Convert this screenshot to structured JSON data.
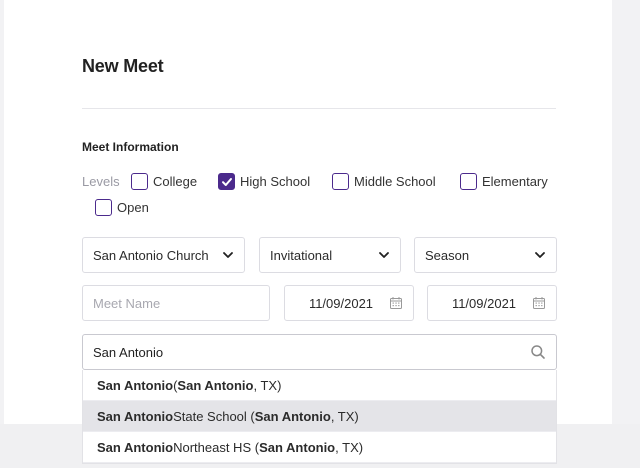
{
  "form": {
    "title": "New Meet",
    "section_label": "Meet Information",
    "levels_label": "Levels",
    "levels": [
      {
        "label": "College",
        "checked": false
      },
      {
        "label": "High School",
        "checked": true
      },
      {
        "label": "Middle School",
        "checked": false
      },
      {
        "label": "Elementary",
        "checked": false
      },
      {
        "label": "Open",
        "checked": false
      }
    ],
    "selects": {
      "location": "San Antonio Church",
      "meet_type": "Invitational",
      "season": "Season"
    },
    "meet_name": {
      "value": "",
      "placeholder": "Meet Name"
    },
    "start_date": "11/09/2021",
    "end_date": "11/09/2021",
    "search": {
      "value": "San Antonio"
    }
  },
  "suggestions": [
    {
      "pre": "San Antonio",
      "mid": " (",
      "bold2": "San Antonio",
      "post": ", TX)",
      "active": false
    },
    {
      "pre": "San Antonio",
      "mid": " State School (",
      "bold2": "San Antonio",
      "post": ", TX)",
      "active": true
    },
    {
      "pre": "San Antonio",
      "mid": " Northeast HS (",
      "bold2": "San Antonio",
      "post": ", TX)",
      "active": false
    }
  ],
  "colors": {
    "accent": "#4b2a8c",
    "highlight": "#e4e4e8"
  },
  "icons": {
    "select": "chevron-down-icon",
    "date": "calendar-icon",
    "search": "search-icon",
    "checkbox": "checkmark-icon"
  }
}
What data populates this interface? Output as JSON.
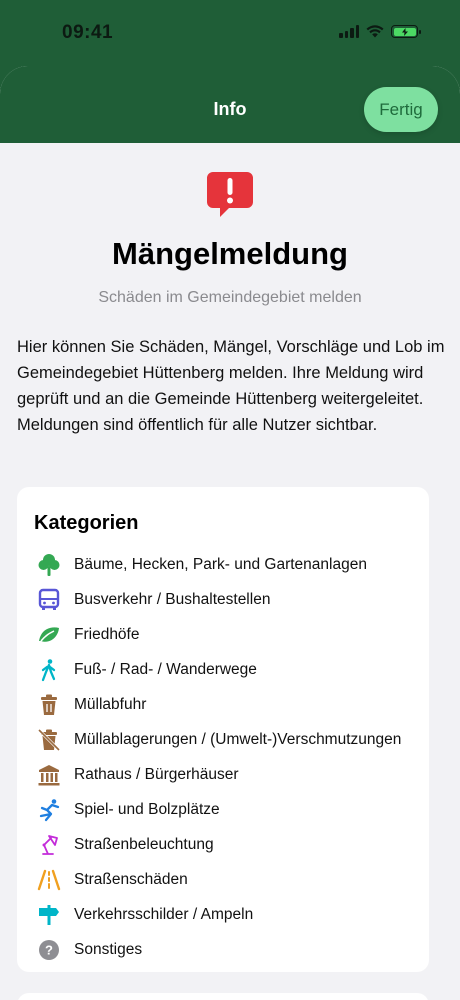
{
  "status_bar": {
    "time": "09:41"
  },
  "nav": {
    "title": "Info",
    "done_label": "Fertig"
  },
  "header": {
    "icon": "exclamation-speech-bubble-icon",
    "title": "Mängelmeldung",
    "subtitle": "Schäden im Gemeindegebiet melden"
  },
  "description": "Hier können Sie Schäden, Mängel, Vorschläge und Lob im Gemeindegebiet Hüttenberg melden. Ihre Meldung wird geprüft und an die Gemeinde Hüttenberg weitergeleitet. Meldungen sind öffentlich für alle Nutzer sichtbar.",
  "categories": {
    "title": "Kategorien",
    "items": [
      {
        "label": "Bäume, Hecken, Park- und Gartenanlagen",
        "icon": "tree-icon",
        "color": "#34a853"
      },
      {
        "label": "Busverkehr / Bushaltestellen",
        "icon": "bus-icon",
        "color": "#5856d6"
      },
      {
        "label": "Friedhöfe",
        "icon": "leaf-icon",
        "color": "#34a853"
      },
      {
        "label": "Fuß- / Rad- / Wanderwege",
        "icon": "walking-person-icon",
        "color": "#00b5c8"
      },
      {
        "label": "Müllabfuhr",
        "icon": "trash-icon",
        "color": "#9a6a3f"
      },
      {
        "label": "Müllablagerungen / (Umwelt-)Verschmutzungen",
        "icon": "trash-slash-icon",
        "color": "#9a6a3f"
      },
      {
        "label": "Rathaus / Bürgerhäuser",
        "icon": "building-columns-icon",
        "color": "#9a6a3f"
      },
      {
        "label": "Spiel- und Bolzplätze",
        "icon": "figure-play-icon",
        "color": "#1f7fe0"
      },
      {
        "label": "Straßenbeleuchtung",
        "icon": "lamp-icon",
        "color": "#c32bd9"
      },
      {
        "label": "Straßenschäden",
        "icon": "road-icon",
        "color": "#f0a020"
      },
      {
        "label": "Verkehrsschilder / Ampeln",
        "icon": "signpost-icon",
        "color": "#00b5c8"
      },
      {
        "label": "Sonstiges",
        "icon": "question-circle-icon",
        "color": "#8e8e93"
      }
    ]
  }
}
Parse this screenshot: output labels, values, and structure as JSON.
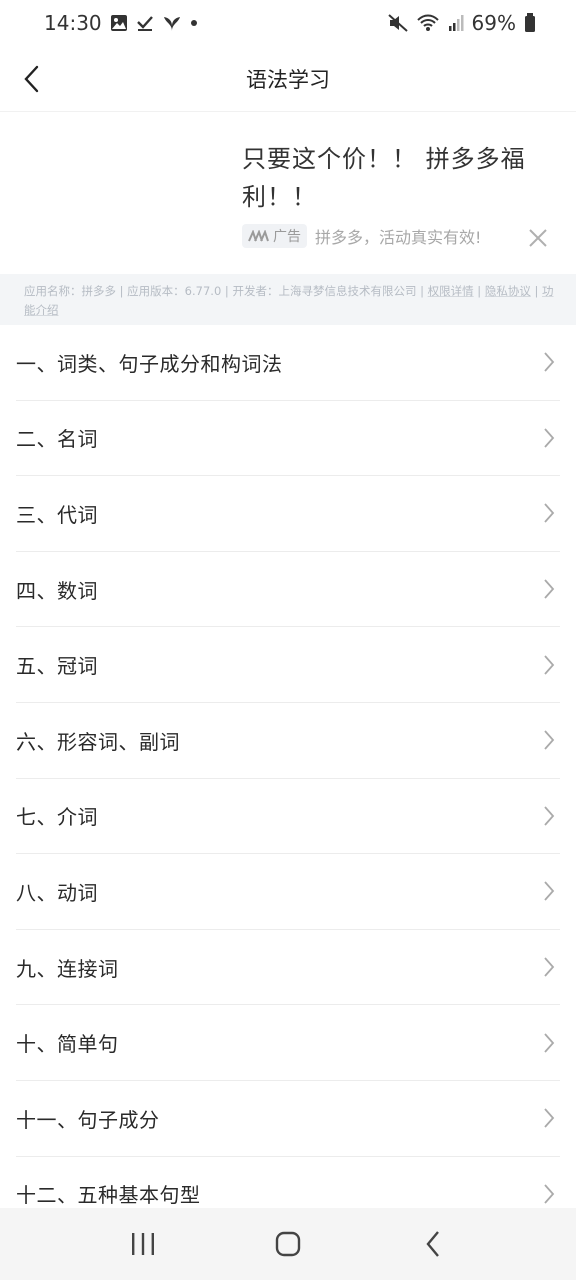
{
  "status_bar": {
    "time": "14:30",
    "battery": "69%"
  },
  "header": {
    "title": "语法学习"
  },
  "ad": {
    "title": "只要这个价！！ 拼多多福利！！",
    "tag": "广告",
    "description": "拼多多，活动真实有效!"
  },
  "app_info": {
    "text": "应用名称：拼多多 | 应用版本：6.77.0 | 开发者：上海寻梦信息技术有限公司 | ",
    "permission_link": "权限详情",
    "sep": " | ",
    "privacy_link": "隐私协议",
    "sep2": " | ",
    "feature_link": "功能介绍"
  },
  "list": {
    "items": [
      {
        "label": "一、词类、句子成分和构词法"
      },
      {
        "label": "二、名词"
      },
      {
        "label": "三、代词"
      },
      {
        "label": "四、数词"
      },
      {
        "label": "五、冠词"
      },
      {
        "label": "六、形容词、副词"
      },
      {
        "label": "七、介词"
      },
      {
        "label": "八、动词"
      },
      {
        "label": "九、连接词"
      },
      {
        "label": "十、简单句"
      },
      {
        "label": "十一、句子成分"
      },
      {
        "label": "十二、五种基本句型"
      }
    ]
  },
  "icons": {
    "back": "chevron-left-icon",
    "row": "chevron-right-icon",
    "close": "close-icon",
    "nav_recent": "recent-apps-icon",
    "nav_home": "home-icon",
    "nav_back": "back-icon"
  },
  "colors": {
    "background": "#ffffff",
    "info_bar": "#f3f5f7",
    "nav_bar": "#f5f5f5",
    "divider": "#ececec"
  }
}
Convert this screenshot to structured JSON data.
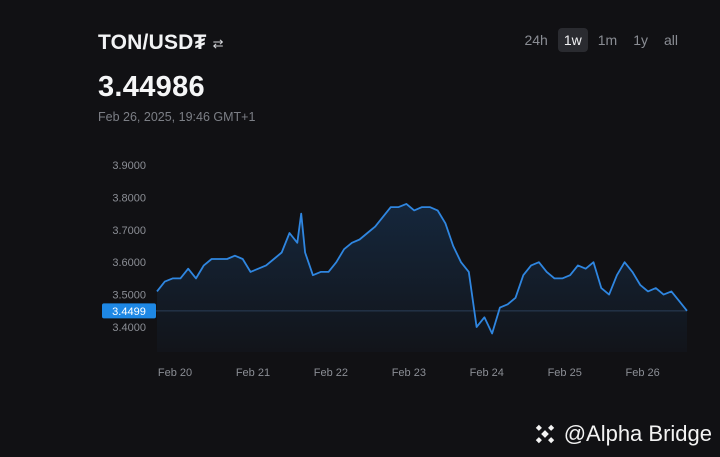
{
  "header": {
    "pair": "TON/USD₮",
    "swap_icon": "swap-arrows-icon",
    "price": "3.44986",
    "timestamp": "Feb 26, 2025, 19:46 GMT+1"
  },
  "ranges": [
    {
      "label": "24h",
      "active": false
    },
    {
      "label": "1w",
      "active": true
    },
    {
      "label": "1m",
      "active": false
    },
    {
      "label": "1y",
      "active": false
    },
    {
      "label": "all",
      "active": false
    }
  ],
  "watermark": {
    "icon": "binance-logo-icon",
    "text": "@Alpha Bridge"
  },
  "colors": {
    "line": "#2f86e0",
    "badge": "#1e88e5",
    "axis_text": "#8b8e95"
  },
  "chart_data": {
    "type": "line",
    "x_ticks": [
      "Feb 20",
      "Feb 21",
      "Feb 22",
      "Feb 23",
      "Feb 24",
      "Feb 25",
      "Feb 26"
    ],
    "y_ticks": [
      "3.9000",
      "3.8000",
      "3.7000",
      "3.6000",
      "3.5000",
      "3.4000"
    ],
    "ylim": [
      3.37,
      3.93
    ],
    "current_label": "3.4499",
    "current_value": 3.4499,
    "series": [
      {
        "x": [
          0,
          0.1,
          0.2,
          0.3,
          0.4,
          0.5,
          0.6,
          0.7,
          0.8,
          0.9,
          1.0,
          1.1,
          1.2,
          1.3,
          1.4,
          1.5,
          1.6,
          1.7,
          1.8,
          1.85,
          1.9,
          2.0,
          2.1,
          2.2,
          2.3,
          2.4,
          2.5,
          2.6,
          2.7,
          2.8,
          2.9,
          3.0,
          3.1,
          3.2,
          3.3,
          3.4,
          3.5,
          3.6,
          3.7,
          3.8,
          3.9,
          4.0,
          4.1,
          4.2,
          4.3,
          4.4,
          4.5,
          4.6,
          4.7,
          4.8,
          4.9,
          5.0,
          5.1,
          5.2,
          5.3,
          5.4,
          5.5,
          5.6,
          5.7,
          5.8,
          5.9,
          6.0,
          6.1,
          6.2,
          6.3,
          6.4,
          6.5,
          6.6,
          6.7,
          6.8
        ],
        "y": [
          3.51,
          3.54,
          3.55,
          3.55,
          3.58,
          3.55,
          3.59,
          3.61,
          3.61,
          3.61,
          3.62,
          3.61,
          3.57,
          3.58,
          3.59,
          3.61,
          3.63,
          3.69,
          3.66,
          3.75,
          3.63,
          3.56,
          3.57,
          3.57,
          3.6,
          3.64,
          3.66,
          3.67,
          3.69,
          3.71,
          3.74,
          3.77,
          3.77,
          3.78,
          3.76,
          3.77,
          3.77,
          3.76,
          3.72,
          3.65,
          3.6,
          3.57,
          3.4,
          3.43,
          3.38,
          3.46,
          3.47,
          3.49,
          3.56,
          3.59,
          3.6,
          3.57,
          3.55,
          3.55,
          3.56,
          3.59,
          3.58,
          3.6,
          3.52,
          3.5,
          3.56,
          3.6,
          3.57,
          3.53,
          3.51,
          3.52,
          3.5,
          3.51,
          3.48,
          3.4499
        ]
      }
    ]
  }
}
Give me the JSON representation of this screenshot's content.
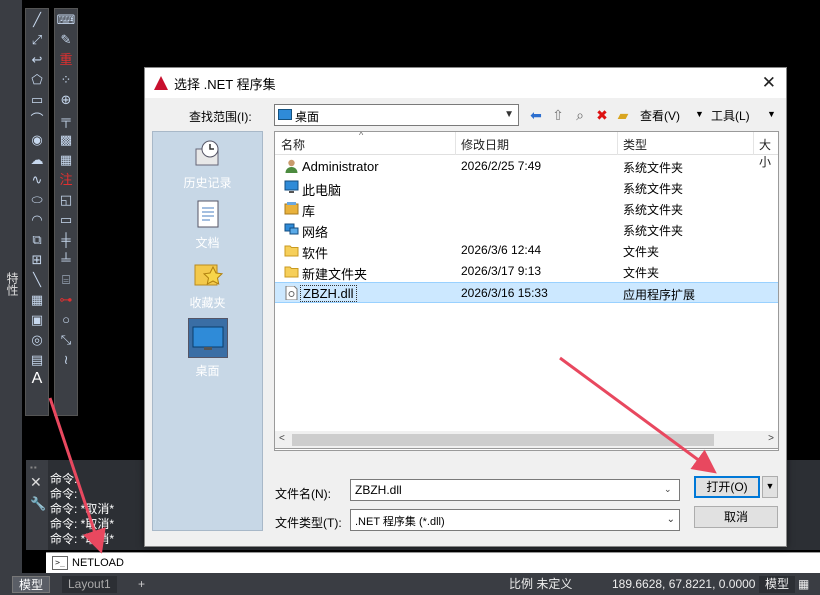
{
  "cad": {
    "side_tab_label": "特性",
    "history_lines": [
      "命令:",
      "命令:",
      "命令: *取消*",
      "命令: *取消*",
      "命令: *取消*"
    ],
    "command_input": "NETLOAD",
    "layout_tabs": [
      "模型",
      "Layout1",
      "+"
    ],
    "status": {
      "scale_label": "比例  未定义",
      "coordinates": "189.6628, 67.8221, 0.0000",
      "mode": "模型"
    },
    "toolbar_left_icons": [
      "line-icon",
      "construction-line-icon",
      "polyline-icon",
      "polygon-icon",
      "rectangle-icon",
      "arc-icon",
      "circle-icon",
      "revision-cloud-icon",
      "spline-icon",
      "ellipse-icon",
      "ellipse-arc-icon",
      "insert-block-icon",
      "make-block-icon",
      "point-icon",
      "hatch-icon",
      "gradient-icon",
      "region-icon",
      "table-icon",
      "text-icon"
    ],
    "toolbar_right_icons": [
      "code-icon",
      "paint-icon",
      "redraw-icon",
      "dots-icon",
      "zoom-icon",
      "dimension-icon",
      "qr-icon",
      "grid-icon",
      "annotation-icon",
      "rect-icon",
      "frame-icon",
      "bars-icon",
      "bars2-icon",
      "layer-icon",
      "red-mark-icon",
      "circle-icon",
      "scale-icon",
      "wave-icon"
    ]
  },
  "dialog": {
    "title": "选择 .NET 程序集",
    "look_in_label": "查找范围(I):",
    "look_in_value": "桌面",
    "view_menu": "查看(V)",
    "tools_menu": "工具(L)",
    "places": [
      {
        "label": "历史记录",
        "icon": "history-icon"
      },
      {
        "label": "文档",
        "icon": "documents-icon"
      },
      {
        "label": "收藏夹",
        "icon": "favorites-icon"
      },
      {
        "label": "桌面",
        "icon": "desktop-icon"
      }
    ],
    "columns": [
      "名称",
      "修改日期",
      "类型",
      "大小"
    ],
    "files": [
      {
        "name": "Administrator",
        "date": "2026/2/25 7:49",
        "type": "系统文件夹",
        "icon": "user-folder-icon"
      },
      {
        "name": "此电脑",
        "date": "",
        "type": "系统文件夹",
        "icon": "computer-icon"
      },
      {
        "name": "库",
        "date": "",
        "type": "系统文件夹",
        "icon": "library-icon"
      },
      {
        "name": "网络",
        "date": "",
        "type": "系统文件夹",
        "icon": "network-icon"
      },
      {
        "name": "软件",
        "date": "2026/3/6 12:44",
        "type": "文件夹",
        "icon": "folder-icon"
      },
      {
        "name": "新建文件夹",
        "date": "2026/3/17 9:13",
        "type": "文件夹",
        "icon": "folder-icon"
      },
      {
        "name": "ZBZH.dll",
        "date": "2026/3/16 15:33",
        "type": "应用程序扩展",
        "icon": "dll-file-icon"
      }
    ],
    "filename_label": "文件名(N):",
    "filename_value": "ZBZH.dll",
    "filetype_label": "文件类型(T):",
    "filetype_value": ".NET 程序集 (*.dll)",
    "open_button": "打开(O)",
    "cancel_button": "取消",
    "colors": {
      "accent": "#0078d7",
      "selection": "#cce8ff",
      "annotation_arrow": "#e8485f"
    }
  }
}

+++++

From the entries, copy out each line containing the word "columns".

        "icon": "building-columns-icon",
    "columns": [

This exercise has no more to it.